Provided entries.
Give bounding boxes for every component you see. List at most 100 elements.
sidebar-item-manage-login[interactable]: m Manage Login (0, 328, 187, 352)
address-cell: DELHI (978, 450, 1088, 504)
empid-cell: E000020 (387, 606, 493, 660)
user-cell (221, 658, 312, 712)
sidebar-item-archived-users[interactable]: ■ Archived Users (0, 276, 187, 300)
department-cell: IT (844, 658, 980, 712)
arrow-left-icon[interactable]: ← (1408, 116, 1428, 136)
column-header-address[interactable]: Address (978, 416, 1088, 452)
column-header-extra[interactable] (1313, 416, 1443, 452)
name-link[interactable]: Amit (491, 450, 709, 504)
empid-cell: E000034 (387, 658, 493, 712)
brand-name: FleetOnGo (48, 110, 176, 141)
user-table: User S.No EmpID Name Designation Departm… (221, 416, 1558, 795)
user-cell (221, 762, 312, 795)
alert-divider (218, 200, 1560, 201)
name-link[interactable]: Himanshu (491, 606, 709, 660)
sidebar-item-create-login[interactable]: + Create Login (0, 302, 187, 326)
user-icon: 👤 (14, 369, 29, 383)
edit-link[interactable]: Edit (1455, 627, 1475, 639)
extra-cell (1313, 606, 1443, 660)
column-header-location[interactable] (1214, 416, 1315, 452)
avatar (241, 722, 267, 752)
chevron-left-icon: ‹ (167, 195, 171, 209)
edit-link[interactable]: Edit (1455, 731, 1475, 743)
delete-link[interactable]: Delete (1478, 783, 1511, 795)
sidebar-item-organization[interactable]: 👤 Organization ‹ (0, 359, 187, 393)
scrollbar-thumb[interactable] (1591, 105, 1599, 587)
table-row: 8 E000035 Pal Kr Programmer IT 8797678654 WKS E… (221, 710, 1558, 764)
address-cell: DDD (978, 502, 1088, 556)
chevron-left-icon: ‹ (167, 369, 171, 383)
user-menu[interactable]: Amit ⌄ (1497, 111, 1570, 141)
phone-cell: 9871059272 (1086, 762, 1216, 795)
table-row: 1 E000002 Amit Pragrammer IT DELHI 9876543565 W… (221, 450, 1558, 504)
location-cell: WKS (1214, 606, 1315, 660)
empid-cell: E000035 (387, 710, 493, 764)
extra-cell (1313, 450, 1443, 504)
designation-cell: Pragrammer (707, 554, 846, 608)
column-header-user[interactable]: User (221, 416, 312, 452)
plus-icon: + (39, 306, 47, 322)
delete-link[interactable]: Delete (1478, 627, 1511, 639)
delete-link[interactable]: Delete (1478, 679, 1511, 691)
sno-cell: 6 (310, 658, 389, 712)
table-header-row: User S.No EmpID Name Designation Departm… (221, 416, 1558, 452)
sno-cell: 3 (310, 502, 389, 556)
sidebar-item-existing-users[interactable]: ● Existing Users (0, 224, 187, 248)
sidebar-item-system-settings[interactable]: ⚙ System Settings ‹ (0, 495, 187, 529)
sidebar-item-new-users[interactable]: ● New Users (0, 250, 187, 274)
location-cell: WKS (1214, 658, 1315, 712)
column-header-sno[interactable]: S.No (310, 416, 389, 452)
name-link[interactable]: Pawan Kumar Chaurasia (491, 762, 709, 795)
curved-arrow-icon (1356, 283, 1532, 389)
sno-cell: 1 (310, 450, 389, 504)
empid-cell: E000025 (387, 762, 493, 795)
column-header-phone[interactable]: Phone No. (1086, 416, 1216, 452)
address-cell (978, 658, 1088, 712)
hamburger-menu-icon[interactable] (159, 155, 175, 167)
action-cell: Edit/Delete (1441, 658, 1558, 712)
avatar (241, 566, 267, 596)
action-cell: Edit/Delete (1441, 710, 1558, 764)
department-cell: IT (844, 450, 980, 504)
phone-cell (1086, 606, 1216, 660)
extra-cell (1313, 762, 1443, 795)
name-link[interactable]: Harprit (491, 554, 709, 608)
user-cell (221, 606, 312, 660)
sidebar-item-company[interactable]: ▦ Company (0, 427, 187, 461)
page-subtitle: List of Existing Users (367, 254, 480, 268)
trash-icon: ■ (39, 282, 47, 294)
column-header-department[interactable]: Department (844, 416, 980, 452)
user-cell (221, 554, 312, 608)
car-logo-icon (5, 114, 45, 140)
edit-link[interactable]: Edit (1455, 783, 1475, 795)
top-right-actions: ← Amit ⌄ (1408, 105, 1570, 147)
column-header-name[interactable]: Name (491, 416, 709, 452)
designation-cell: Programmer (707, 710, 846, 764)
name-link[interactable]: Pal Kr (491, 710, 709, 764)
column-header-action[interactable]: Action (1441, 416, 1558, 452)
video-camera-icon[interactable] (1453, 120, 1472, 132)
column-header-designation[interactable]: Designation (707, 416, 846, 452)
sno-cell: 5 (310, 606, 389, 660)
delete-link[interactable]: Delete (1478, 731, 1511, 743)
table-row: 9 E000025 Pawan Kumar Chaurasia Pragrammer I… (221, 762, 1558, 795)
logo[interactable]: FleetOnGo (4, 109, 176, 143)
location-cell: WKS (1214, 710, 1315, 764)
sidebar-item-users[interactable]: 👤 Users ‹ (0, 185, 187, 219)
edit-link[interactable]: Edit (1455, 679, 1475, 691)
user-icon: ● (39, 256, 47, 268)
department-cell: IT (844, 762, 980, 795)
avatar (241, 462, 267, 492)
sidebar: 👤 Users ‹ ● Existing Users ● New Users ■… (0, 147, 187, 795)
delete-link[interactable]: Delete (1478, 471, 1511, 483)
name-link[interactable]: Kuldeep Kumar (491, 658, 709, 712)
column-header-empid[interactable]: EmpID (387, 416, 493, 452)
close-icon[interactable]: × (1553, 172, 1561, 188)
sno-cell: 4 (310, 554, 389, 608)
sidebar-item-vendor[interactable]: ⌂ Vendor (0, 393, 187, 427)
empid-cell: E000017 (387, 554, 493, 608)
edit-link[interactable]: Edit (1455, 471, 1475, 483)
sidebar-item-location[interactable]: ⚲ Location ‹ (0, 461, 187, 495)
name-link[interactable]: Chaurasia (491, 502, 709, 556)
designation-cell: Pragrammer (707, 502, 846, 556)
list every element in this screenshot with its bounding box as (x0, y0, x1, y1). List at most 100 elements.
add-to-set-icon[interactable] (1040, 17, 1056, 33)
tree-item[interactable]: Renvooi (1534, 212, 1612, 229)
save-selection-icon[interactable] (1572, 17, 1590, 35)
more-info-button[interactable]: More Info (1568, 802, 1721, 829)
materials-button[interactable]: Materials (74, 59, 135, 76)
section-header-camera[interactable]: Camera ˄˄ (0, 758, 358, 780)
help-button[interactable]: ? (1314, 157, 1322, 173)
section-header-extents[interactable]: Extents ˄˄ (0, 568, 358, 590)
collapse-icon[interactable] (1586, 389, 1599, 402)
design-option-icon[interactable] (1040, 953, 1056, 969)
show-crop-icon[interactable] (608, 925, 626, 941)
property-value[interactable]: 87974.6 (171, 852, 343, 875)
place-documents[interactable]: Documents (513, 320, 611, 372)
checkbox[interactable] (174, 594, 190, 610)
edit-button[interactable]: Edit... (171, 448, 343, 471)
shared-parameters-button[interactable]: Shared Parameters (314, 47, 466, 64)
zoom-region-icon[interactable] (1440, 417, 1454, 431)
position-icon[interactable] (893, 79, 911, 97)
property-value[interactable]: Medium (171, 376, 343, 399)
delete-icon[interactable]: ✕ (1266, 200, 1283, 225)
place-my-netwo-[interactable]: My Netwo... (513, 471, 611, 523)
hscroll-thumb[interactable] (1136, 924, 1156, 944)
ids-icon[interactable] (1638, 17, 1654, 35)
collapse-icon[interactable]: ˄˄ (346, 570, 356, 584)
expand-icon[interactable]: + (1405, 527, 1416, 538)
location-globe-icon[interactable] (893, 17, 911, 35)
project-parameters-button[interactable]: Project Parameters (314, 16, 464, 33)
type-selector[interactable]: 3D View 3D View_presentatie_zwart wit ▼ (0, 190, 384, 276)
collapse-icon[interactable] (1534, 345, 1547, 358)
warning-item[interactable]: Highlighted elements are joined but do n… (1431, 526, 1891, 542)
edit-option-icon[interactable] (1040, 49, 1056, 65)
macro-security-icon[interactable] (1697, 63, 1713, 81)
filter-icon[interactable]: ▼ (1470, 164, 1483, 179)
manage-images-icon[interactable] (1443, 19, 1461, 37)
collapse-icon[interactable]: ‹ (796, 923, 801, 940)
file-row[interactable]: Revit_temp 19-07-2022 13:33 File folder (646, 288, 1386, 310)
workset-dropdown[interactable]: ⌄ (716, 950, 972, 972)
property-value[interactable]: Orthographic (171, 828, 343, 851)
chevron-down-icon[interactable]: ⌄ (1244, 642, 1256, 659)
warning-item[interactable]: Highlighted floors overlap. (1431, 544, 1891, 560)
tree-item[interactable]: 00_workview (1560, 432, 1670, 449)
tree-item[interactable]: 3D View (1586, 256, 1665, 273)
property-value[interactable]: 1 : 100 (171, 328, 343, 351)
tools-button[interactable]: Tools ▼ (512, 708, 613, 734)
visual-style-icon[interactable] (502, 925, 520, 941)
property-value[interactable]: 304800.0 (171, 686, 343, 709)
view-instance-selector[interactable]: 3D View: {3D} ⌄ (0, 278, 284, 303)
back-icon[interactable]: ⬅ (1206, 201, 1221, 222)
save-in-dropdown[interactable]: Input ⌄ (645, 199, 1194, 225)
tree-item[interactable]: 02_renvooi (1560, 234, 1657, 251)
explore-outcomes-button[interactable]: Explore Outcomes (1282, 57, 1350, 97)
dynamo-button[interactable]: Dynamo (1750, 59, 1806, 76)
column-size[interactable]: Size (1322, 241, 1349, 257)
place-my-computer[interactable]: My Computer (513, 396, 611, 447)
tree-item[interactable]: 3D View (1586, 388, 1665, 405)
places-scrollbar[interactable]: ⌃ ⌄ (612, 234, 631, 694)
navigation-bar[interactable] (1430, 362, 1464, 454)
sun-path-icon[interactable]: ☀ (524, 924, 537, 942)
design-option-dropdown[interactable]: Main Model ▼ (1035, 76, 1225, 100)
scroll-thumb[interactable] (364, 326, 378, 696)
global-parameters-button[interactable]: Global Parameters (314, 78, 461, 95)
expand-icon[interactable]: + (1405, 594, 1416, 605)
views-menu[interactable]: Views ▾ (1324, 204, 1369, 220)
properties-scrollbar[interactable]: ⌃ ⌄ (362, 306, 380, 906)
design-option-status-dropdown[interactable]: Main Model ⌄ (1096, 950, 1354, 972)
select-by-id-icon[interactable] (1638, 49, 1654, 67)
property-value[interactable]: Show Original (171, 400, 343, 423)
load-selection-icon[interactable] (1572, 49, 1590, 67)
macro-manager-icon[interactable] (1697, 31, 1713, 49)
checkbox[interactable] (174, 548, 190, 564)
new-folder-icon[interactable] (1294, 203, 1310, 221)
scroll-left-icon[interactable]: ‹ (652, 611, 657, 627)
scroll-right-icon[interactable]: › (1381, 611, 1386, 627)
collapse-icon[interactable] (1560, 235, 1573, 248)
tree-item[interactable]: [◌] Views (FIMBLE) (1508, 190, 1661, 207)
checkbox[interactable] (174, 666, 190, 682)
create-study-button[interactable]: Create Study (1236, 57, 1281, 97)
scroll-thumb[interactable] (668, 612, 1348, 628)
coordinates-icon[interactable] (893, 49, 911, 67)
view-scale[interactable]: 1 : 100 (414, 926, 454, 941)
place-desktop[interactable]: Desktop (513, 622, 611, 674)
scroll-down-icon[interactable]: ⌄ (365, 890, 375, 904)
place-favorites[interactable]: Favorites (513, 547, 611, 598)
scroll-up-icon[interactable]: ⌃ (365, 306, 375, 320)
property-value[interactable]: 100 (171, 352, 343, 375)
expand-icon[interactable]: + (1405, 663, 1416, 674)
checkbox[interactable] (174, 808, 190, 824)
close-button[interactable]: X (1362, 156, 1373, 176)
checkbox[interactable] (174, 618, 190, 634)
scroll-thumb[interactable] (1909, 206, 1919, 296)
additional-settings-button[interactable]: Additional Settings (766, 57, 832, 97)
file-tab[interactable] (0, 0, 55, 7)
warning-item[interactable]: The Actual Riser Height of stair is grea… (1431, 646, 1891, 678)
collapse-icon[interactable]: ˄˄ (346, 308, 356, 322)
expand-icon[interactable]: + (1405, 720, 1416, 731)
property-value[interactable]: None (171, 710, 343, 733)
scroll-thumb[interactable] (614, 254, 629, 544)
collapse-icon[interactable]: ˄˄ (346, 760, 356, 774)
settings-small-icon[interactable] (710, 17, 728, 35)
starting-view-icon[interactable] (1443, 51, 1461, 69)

Task brief. Please copy the data above word for word, from its first line through the line containing "sidebar-item-archived-users[interactable]: ■ Archived", including both.

Solution below.
Give bounding boxes for every component you see. List at most 100 elements.
sidebar-item-manage-login[interactable]: m Manage Login (0, 328, 187, 352)
address-cell: DELHI (978, 450, 1088, 504)
empid-cell: E000020 (387, 606, 493, 660)
user-cell (221, 658, 312, 712)
sidebar-item-archived-users[interactable]: ■ Archived Users (0, 276, 187, 300)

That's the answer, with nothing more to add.